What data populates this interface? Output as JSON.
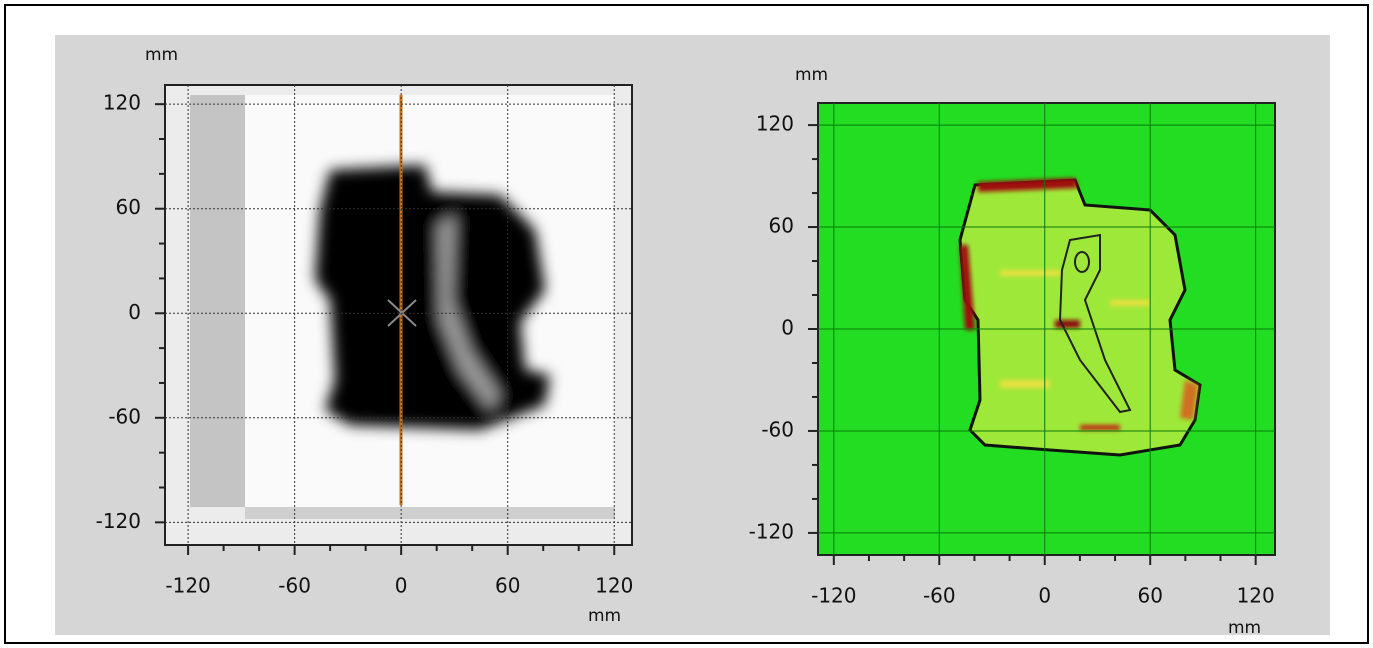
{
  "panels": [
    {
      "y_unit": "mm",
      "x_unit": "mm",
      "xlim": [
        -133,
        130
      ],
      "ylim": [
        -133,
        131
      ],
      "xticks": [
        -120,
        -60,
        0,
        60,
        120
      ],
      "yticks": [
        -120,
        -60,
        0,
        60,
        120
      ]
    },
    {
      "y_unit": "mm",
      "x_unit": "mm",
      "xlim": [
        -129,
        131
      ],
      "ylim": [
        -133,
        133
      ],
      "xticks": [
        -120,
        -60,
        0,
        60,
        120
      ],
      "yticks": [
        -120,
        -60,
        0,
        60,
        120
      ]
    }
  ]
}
+ + + + +
Brief => Retype all entries exactly as they appear, dropping the images.

Response to this exercise =>
What data populates this interface? Output as JSON.
{
  "panels": [
    {
      "y_unit": "mm",
      "x_unit": "mm",
      "xlim": [
        -133,
        130
      ],
      "ylim": [
        -133,
        131
      ],
      "xticks": [
        -120,
        -60,
        0,
        60,
        120
      ],
      "yticks": [
        -120,
        -60,
        0,
        60,
        120
      ]
    },
    {
      "y_unit": "mm",
      "x_unit": "mm",
      "xlim": [
        -129,
        131
      ],
      "ylim": [
        -133,
        133
      ],
      "xticks": [
        -120,
        -60,
        0,
        60,
        120
      ],
      "yticks": [
        -120,
        -60,
        0,
        60,
        120
      ]
    }
  ]
}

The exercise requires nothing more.